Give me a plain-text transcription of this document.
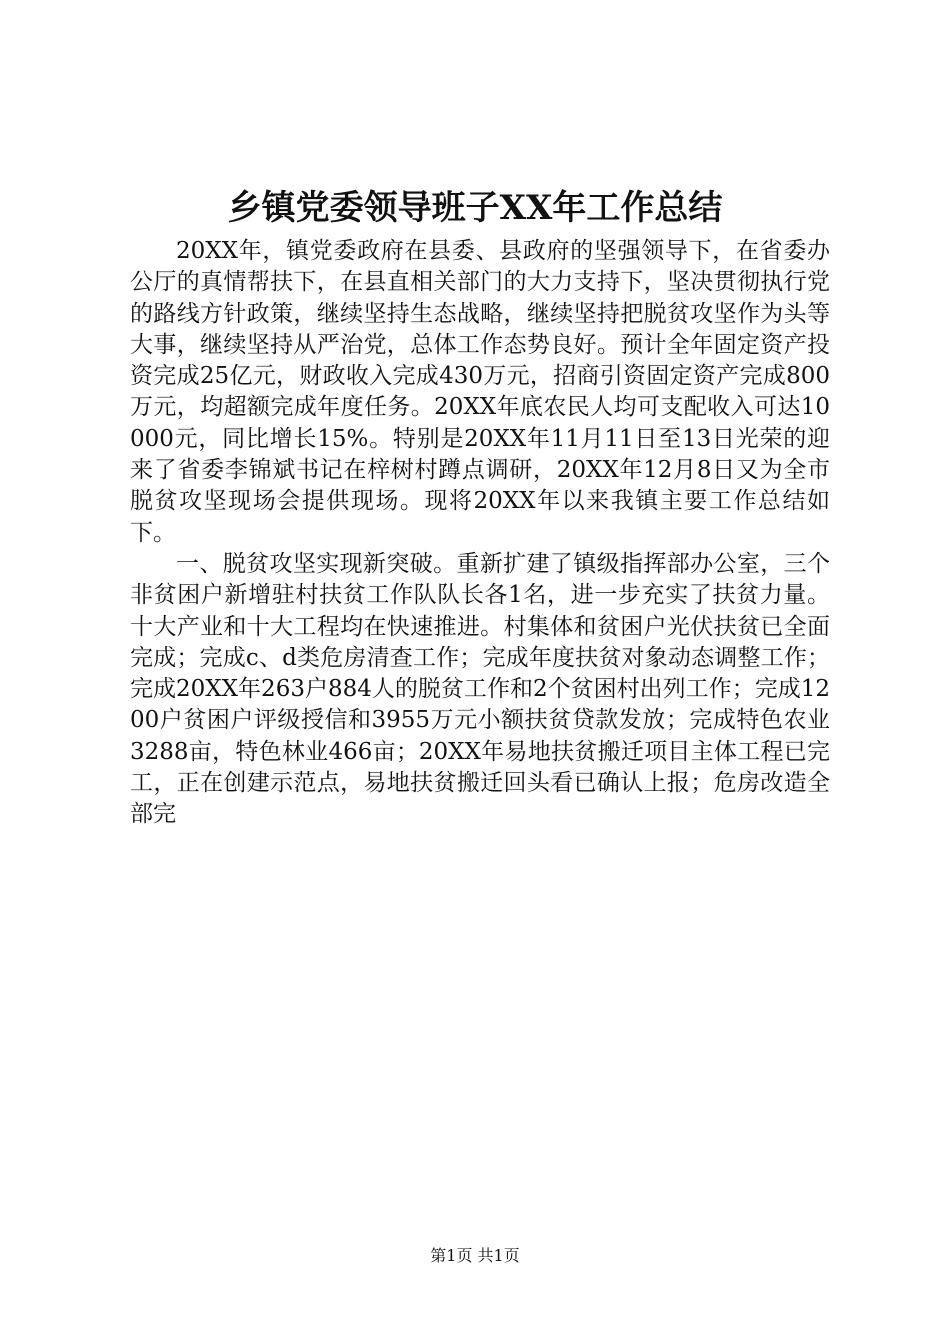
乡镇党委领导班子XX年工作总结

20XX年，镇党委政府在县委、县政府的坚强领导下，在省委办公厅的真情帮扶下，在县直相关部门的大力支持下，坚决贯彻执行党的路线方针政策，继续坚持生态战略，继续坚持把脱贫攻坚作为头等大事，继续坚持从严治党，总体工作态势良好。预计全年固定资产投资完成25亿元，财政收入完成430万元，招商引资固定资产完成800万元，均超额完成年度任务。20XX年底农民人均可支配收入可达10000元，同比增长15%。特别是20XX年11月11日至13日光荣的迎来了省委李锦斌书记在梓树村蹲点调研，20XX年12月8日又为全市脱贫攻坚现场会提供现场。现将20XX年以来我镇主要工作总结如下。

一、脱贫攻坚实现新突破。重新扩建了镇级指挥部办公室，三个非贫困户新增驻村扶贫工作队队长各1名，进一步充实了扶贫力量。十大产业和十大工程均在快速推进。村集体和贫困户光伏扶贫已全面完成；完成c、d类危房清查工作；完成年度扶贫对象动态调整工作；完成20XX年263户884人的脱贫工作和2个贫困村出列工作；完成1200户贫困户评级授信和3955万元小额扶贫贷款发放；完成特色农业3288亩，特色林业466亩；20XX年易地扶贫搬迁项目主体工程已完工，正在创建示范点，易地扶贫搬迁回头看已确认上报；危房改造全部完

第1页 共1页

* * *

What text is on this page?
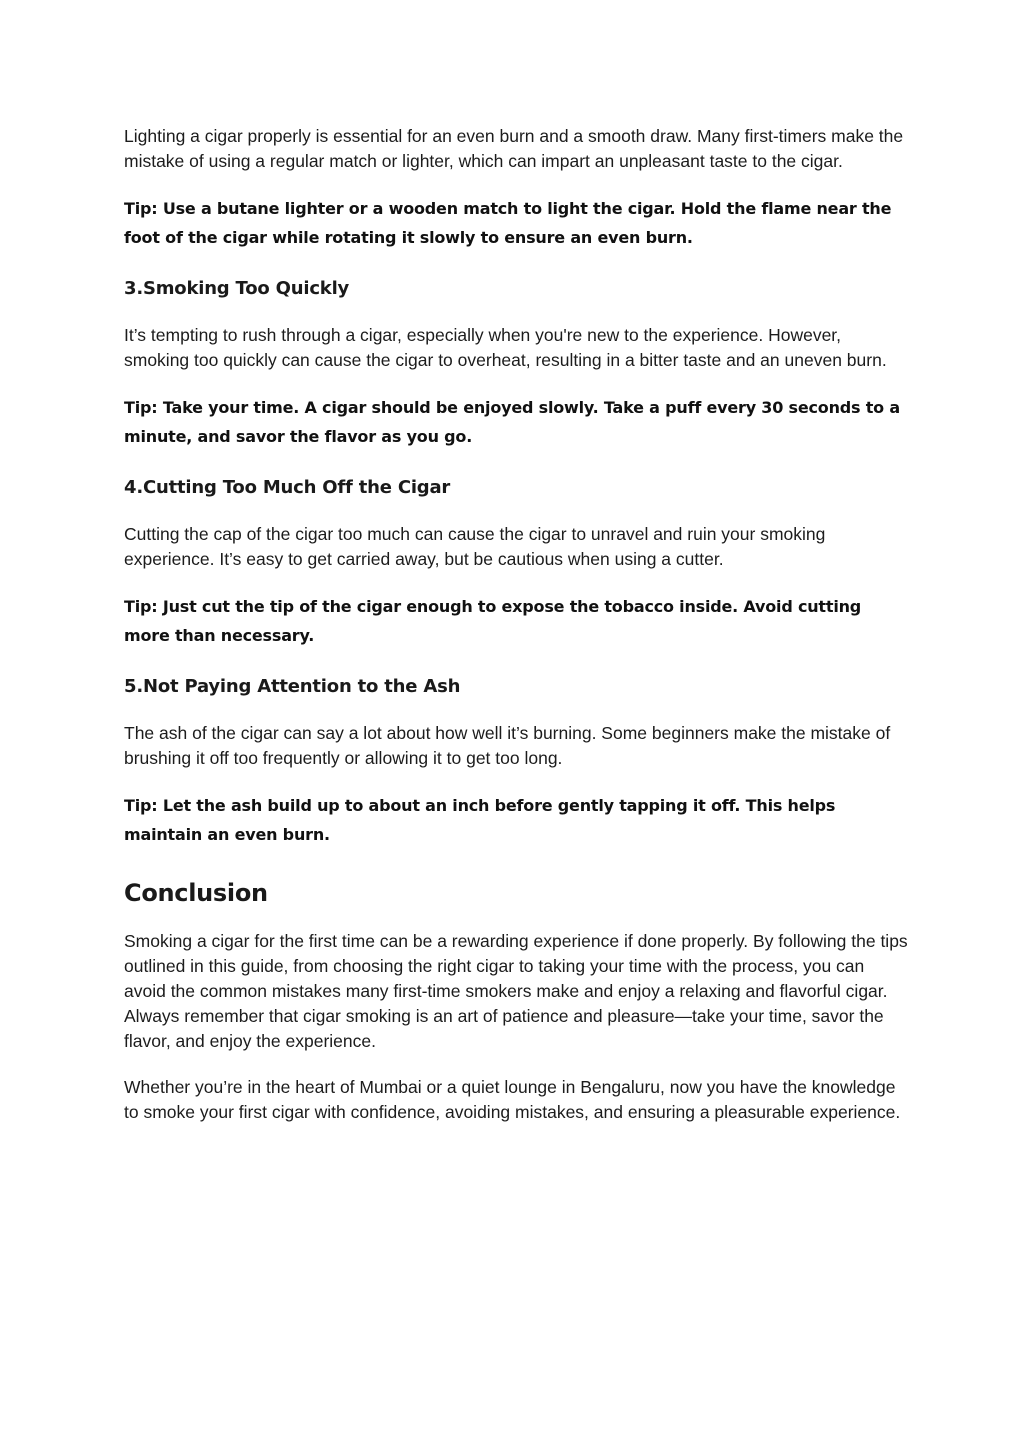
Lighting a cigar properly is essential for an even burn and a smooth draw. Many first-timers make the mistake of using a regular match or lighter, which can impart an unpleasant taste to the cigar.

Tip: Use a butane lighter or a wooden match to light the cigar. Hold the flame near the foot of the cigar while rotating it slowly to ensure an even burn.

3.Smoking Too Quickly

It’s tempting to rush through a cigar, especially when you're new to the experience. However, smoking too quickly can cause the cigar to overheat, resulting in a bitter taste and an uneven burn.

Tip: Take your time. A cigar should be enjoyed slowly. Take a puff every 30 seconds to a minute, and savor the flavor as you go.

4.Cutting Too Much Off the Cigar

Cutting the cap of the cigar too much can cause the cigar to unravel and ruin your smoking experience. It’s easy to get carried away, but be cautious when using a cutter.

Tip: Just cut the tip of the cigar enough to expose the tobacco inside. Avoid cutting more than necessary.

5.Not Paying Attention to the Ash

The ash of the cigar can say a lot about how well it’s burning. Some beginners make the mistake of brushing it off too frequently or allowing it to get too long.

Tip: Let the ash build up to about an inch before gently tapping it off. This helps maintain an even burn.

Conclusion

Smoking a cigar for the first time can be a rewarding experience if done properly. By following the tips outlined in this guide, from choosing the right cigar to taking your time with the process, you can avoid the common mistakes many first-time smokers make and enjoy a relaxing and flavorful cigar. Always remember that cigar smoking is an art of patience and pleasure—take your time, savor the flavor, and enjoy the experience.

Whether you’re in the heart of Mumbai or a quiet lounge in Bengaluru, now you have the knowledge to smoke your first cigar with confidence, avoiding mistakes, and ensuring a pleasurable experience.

## [Exercise task]
Which lines in the listing above hold the word "when"? Show each of them.

## [Task response]
It’s tempting to rush through a cigar, especially when you're new to the experience. However, smoking too quickly can cause the cigar to overheat, resulting in a bitter taste and an uneven burn.
Cutting the cap of the cigar too much can cause the cigar to unravel and ruin your smoking experience. It’s easy to get carried away, but be cautious when using a cutter.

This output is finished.